***** Material for this exercise *****

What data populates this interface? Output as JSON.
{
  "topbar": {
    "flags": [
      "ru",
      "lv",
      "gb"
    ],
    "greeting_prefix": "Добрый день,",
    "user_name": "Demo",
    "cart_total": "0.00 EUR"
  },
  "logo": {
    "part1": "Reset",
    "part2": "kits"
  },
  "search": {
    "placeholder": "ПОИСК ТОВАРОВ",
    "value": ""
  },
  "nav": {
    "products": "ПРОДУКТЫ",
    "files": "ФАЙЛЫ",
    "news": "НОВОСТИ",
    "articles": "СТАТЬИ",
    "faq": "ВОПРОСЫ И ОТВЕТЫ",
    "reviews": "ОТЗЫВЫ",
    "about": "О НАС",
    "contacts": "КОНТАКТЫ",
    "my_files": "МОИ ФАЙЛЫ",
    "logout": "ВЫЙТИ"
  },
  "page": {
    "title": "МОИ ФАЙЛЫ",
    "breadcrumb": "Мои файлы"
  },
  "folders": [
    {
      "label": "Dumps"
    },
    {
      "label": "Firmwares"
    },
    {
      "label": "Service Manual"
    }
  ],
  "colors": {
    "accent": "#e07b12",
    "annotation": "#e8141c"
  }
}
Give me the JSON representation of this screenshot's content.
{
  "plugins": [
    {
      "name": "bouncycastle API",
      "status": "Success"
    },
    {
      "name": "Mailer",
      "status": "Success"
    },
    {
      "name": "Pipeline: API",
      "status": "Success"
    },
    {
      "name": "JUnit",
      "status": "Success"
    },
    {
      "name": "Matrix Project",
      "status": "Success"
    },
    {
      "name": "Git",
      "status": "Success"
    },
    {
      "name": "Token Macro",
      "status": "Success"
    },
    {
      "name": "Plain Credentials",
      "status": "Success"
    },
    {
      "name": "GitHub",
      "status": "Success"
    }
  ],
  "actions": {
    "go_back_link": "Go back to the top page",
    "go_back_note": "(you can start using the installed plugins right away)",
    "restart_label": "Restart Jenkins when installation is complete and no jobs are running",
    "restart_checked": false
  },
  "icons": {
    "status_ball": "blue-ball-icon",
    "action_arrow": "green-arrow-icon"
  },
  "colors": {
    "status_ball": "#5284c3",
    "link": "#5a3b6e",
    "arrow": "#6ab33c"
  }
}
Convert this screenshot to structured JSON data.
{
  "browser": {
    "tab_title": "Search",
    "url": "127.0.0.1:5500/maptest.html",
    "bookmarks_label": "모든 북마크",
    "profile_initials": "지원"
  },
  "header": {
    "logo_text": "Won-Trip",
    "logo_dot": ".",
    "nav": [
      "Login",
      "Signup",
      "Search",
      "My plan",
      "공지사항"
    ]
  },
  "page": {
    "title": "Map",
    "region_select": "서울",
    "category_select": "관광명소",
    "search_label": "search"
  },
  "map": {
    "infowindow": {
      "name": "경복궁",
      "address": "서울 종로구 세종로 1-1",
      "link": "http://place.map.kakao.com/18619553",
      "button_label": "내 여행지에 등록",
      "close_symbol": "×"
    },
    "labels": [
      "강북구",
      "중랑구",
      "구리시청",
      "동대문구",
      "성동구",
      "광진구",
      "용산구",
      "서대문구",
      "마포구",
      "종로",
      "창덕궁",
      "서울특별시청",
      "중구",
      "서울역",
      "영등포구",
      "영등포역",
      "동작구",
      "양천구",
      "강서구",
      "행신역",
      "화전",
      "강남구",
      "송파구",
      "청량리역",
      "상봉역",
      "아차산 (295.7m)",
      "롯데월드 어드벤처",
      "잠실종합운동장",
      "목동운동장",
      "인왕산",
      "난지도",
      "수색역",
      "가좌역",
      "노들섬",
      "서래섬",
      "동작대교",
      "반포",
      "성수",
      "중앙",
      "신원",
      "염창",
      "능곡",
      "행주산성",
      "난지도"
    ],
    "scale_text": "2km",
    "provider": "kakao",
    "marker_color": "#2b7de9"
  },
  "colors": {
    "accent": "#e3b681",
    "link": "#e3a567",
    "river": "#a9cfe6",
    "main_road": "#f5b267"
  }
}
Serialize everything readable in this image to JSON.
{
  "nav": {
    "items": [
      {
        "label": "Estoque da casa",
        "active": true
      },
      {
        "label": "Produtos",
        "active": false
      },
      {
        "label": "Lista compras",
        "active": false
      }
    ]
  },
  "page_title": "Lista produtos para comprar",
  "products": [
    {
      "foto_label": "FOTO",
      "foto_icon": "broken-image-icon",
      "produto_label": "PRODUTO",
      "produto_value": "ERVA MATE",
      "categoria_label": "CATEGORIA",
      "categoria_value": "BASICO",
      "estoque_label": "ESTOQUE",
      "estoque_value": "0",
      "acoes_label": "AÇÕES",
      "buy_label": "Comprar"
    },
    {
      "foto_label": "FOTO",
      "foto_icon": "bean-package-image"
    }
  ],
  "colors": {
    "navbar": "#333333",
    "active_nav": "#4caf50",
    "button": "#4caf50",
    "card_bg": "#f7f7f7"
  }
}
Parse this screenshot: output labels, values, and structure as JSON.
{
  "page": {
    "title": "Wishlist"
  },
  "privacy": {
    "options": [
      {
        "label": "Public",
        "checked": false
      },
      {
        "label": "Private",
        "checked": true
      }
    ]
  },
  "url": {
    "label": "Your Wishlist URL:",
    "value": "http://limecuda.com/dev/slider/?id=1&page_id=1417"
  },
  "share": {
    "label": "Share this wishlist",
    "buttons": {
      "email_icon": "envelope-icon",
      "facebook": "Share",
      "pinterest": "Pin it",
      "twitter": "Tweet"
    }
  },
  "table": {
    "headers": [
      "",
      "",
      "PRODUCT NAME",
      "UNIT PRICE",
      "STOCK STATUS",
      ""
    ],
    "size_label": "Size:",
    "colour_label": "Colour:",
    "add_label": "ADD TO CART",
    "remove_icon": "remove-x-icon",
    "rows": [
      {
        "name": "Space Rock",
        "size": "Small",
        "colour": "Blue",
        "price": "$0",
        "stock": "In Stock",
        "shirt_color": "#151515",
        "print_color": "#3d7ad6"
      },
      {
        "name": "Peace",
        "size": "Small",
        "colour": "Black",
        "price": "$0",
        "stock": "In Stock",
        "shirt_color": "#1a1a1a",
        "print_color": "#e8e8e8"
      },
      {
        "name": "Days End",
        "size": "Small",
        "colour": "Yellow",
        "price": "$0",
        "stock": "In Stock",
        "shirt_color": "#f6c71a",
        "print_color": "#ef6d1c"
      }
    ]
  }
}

*****

● Directive: In how many lines of the data does the string "screenshot" appear? Give only the number.

● Solution for this problem: 3